:: Text segment ::
Since politicians have already filed their certificates of candidacies, although there may be some substitutions before November 15, investors are now expected to refocus on the COVID situation and wait to see of the government will ease restrictions further.
“This week, investors are expected to watch out for the government’s decision on the social restriction measures of the country after October 15,” said Philstocks Financial Senior Supervisor for Research Japhet Tantiangco.
He added that, “Easing of the restrictions primarily in the National Capital Region may send the local market higher. Till the government’s decision, the market may take cues from our daily COVID-19 cases.”
Tantiangco said that, if the downward trend continues, “it may spur optimism in the market since it strengthens the possibility of restrictions being eased.”
Online brokerage firm 2TradeAsia.com noted that, “while the situation on the ground remains too tight for comfort, down-trending caseloads beginning late September should help the overall outlook for the fourth quarter rankings and help push forward valuations to at least not fall below current rungs (at 18 times forward price-to-earnings ratio).”
Meanwhile, Tantiangco noted that, “Global oil prices which remain elevated are seen to pose downside risk to the market. If the high oil prices are sustained, worse, if they rally further, then it could raise inflation worries which, in turn, could weigh on the local bourse.”
Aside from these, investors may also watch out for our upcoming July foreign direct investment numbers, and August foreign trade and OFW remittance data for clues on how the economy has been faring.
Meanwhile, 2TradeAsia.com said that, “With COC filings out of the way, the market has to contend with election predictions in the upcoming 6 to 7 months leading to the May 2022 elections.”

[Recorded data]

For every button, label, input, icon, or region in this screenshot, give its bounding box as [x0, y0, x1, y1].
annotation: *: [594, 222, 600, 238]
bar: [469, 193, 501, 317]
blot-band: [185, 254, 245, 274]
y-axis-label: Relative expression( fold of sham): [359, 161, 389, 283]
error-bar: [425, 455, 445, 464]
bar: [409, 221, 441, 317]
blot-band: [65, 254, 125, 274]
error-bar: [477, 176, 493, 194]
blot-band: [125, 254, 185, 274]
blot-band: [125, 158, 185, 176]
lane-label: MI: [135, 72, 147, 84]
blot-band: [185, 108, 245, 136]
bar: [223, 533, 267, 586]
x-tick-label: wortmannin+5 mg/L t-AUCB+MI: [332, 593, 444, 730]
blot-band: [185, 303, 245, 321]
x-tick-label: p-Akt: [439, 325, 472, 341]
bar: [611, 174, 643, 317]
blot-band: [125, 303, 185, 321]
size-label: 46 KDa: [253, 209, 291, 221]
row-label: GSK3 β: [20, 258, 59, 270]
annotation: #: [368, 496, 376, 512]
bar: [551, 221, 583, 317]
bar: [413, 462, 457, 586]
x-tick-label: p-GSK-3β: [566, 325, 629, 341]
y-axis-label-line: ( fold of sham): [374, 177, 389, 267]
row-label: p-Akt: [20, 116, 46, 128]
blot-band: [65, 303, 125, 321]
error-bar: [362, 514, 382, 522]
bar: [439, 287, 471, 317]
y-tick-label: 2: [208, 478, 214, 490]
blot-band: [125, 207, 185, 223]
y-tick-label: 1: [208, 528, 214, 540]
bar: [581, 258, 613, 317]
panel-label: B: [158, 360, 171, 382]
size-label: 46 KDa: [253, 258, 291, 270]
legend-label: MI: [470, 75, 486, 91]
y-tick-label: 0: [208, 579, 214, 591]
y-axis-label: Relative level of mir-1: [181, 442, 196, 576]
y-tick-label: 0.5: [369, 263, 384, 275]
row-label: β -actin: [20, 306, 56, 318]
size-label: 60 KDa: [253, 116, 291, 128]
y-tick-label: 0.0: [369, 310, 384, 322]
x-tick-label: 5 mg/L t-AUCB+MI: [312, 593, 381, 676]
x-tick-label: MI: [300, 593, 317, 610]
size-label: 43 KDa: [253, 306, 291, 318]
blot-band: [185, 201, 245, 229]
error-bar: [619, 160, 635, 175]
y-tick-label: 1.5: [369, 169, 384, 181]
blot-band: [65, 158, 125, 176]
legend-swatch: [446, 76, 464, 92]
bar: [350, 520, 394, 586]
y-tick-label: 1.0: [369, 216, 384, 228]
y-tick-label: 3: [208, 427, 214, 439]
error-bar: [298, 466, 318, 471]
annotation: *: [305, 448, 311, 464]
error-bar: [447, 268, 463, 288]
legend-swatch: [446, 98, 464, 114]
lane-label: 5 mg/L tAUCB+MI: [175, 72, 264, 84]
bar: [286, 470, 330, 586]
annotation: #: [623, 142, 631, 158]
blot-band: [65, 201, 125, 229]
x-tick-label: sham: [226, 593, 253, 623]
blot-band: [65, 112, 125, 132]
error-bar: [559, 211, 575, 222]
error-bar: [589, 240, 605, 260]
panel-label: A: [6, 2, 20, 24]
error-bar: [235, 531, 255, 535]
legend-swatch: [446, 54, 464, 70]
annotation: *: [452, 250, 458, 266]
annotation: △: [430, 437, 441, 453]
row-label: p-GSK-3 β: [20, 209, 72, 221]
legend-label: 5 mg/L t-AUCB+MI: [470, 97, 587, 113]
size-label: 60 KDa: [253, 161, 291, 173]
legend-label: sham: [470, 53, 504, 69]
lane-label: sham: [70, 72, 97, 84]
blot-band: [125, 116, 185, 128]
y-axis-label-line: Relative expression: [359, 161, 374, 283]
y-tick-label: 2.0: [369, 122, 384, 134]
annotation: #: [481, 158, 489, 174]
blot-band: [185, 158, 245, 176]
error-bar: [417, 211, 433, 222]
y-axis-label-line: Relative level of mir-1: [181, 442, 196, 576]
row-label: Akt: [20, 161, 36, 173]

:: Task instructions ::
1. In the market outlook text, what firm and position are given for Japhet Tantiangco?
2. Rewrite the portion of the market outlook text starting with "Since politicians have" and going on through "ease restrictions further.", substituting "traders" for "investors".
3. Continue the market outlook article beyond its final sentence.

:: Exercise responses ::
1. He is Senior Supervisor for Research at Philstocks Financial.

2.
Since politicians have already filed their certificates of candidacies, although there may be some substitutions before November 15, traders are now expected to refocus on the COVID situation and wait to see of the government will ease restrictions further.

3.
While there may be higher volatility for equity markets, 2TradeAsia.com noted that, “The near-term impact will be on the materially higher election-related spending that is usually frontloaded, supporting our outlook for a much better economic showing in the fourth quarter year-on-year.”
It added that, although “The 7,000 mark remains within striking distance, and elusive as it may seem, some technical setup may be seen forming sometime in the fourth quarter—granted, near-term catalysts such as 9-month earnings and holiday inflation allow it.”
It warned that investors should “brace for volatility and possible market-on-close calls in the coming weeks as 2021 nears its curtain call and the official race to 2022 begins.”
Amid all these, COL Financial is recommending a BUY for PLDT because of an upgrade in its fair value estimate for the telecommunications firm “after rolling over our estimates to 2022 and revising our earnings estimates upward on PayMaya.”
“However, note that the complete business of PayMaya is not yet fully priced in our FV estimate, so there is still potential upside (potential),” it added.
It noted that, “Despite the share price rising by almost 35 percent in the past month, we are still maintaining our BUY rating on the company because of the strong growth in its core business and potential upside risk in PayMaya.”
COL Financial has recommended D&L Industries also after “upgrading our estimates to factor in the upcoming plant expansion. We raised our revenue forecast by 3.0 percent, 7.3 percent, and 13.9 percent for 2022, 2023, and 2024, respectively. We also raised our gross margin assumption by 40 bps, 100 bps, and 150 bps during the same period.”
“We expect DNL to start benefitting from its capacity expansion by 2023 and we raise our earnings forecast by 6.9 percent for 2023 and by 18.7 percent for 2024. We now expect DNL’s earnings to grow by a 3-year compounded annual growth rate of 19.7 percent from previously 12.3 percent,” it added.
Meanwhile, Abacus Securities Corporation is recommending a BUY for retailers Puregold Price Club and AllDay Marts.
“Puregold’s outlook remains favorable with the economy reopening and upcoming elections season that should sustain their earnings performance… We also recommend subscribing to the AllDay IPO given its high growth prospects,” Abacus noted.
It explained that, “With the economy slowly opening up that should increase disposable income, PGOLD management believes this will also be beneficial for both its Puregold and S&R brands.”
Meanwhile, “The upcoming elections season and its increased spending should be positive for consumer companies, especially supermarkets, as the campaigns would boost economic activities in most parts of the country.”
For these same reasons, it is also recommending AllDay, adding that the firm has higher growth expectations relative to the juggernauts like Puregold.